* **WHAT IS NEEDED**
Below are some entries; can you quote all of them exactly?

* **EXTRACTED INFORMATION**
-- START --

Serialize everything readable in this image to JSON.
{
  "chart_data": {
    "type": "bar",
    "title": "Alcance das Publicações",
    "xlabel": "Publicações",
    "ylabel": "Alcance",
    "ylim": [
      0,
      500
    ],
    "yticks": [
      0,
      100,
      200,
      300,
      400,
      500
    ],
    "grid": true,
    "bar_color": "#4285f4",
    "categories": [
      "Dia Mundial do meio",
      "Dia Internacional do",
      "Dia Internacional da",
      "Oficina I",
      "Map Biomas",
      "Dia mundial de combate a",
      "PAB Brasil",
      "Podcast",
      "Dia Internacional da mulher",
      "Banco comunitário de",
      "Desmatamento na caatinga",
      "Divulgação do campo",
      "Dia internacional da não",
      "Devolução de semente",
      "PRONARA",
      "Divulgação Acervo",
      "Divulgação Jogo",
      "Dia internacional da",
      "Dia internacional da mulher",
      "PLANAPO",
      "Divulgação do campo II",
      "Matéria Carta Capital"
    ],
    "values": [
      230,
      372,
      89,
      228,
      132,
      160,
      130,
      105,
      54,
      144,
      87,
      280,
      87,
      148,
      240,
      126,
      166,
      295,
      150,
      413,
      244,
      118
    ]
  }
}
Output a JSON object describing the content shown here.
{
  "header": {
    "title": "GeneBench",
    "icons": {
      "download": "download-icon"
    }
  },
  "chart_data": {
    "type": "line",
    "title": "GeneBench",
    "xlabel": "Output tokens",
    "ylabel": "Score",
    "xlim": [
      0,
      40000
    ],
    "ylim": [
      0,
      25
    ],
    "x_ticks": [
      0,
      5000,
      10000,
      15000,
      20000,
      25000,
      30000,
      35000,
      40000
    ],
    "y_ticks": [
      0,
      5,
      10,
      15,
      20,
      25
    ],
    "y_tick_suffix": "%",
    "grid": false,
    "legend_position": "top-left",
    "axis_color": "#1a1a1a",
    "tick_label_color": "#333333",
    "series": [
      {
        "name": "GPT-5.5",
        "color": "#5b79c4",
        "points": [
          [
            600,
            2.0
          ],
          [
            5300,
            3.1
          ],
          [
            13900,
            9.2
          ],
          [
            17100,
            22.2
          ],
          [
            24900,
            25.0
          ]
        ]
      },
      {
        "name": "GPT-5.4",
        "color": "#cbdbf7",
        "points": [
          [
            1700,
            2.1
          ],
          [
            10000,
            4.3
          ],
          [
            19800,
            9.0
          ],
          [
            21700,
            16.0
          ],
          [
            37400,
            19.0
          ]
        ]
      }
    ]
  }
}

-- END --

* **FULL SOLUTION**
Serialize everything readable in this image to JSON.
{
  "chart_data": {
    "type": "bar",
    "title": "Alcance das Publicações",
    "xlabel": "Publicações",
    "ylabel": "Alcance",
    "ylim": [
      0,
      500
    ],
    "yticks": [
      0,
      100,
      200,
      300,
      400,
      500
    ],
    "grid": true,
    "bar_color": "#4285f4",
    "categories": [
      "Dia Mundial do meio",
      "Dia Internacional do",
      "Dia Internacional da",
      "Oficina I",
      "Map Biomas",
      "Dia mundial de combate a",
      "PAB Brasil",
      "Podcast",
      "Dia Internacional da mulher",
      "Banco comunitário de",
      "Desmatamento na caatinga",
      "Divulgação do campo",
      "Dia internacional da não",
      "Devolução de semente",
      "PRONARA",
      "Divulgação Acervo",
      "Divulgação Jogo",
      "Dia internacional da",
      "Dia internacional da mulher",
      "PLANAPO",
      "Divulgação do campo II",
      "Matéria Carta Capital"
    ],
    "values": [
      230,
      372,
      89,
      228,
      132,
      160,
      130,
      105,
      54,
      144,
      87,
      280,
      87,
      148,
      240,
      126,
      166,
      295,
      150,
      413,
      244,
      118
    ]
  }
}
Output a JSON object describing the content shown here.
{
  "header": {
    "title": "GeneBench",
    "icons": {
      "download": "download-icon"
    }
  },
  "chart_data": {
    "type": "line",
    "title": "GeneBench",
    "xlabel": "Output tokens",
    "ylabel": "Score",
    "xlim": [
      0,
      40000
    ],
    "ylim": [
      0,
      25
    ],
    "x_ticks": [
      0,
      5000,
      10000,
      15000,
      20000,
      25000,
      30000,
      35000,
      40000
    ],
    "y_ticks": [
      0,
      5,
      10,
      15,
      20,
      25
    ],
    "y_tick_suffix": "%",
    "grid": false,
    "legend_position": "top-left",
    "axis_color": "#1a1a1a",
    "tick_label_color": "#333333",
    "series": [
      {
        "name": "GPT-5.5",
        "color": "#5b79c4",
        "points": [
          [
            600,
            2.0
          ],
          [
            5300,
            3.1
          ],
          [
            13900,
            9.2
          ],
          [
            17100,
            22.2
          ],
          [
            24900,
            25.0
          ]
        ]
      },
      {
        "name": "GPT-5.4",
        "color": "#cbdbf7",
        "points": [
          [
            1700,
            2.1
          ],
          [
            10000,
            4.3
          ],
          [
            19800,
            9.0
          ],
          [
            21700,
            16.0
          ],
          [
            37400,
            19.0
          ]
        ]
      }
    ]
  }
}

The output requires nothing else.